■ **Objective**
Return the records word for word, from their first line down to and including the line with "x-tick-label: O — [433, 523, 445, 540]".

■ **Material shown**
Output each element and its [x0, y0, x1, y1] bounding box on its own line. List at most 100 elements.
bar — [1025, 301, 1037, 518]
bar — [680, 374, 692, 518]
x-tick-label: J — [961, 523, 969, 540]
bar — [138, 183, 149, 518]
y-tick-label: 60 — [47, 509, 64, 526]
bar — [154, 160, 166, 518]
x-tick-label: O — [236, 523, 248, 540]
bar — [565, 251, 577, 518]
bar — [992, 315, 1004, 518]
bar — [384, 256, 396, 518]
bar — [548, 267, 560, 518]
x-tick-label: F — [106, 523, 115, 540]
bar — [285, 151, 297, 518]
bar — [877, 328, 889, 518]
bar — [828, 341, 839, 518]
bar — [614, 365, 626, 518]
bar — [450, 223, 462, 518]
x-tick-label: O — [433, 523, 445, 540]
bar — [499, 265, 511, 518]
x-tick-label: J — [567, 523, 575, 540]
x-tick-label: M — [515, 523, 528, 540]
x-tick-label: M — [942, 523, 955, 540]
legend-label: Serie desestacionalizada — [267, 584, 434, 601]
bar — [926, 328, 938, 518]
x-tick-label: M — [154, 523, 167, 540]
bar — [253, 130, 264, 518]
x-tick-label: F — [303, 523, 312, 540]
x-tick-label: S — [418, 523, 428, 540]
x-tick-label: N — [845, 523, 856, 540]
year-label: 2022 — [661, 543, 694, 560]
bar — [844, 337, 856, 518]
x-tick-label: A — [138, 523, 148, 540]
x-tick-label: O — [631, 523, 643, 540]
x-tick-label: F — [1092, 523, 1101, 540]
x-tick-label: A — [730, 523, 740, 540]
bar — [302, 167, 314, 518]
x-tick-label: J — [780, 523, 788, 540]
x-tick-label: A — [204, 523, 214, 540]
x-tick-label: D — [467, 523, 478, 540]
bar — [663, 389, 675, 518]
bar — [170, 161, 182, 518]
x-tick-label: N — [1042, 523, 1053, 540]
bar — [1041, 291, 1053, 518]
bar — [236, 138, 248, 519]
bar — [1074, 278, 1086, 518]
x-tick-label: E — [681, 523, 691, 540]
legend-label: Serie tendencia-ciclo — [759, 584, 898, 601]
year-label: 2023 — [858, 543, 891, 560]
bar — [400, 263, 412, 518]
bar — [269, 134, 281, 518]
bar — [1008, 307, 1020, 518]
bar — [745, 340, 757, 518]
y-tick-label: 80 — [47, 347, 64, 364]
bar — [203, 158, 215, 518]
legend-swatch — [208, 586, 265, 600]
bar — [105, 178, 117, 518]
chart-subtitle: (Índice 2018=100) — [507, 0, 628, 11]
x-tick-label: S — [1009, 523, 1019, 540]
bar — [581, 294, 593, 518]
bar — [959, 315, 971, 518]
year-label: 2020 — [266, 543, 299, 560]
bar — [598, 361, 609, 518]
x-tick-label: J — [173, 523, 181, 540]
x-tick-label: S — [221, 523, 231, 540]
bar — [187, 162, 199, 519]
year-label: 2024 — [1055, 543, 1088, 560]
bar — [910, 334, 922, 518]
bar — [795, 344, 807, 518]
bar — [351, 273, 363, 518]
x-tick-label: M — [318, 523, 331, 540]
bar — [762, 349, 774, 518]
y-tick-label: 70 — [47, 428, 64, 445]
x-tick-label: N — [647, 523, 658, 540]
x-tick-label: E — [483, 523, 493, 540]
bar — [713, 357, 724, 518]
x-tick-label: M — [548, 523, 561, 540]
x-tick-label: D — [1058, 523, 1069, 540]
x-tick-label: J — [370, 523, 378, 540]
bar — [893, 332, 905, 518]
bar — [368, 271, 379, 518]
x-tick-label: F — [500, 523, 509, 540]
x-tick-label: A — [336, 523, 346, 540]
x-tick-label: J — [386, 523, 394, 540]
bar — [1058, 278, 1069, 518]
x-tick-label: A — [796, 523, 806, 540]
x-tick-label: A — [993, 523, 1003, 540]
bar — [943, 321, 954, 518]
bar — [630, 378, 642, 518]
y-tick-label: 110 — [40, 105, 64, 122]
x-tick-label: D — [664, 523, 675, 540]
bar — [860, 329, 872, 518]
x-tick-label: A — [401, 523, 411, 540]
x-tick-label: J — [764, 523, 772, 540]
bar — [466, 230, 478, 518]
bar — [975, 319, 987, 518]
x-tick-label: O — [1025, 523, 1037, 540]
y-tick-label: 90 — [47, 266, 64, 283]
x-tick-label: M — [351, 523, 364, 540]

■ **Solution for this exercise**
Output each element and its [x0, y0, x1, y1] bounding box on its own line. List at most 100 elements.
bar — [1025, 301, 1037, 518]
bar — [680, 374, 692, 518]
x-tick-label: J — [961, 523, 969, 540]
bar — [138, 183, 149, 518]
y-tick-label: 60 — [47, 509, 64, 526]
bar — [154, 160, 166, 518]
x-tick-label: O — [236, 523, 248, 540]
bar — [565, 251, 577, 518]
bar — [992, 315, 1004, 518]
bar — [384, 256, 396, 518]
bar — [548, 267, 560, 518]
x-tick-label: F — [106, 523, 115, 540]
bar — [285, 151, 297, 518]
bar — [877, 328, 889, 518]
bar — [828, 341, 839, 518]
bar — [614, 365, 626, 518]
bar — [450, 223, 462, 518]
x-tick-label: O — [433, 523, 445, 540]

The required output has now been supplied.